*Requirement:* Identify all lines of the data containing the string "Normal" and copy them.

*Input rows:*
>> BEGIN

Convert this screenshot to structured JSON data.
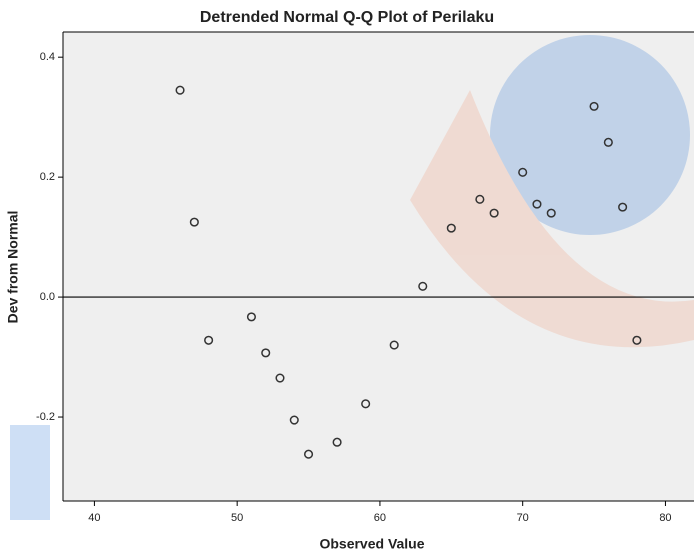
{
  "chart_data": {
    "type": "scatter",
    "title": "Detrended Normal Q-Q Plot of Perilaku",
    "x_label": "Observed Value",
    "y_label": "Dev from Normal",
    "x": [
      46,
      47,
      48,
      51,
      52,
      53,
      54,
      55,
      57,
      59,
      61,
      63,
      65,
      67,
      68,
      70,
      71,
      72,
      75,
      76,
      77,
      78
    ],
    "values": [
      0.345,
      0.125,
      -0.072,
      -0.033,
      -0.093,
      -0.135,
      -0.205,
      -0.262,
      -0.242,
      -0.178,
      -0.08,
      0.018,
      0.115,
      0.163,
      0.14,
      0.208,
      0.155,
      0.14,
      0.318,
      0.258,
      0.15,
      -0.072
    ],
    "color": "#333333",
    "xlim": [
      37.8,
      82
    ],
    "xticks": [
      40,
      50,
      60,
      70,
      80
    ],
    "ylim": [
      -0.34,
      0.442
    ],
    "yticks": [
      {
        "value": 0.4,
        "label": "0.4"
      },
      {
        "value": 0.2,
        "label": "0.2"
      },
      {
        "value": 0,
        "label": "0.0"
      },
      {
        "value": -0.2,
        "label": "-0.2"
      }
    ]
  }
}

>> END

*Result of this exercise:*
    "title": "Detrended Normal Q-Q Plot of Perilaku",
    "y_label": "Dev from Normal",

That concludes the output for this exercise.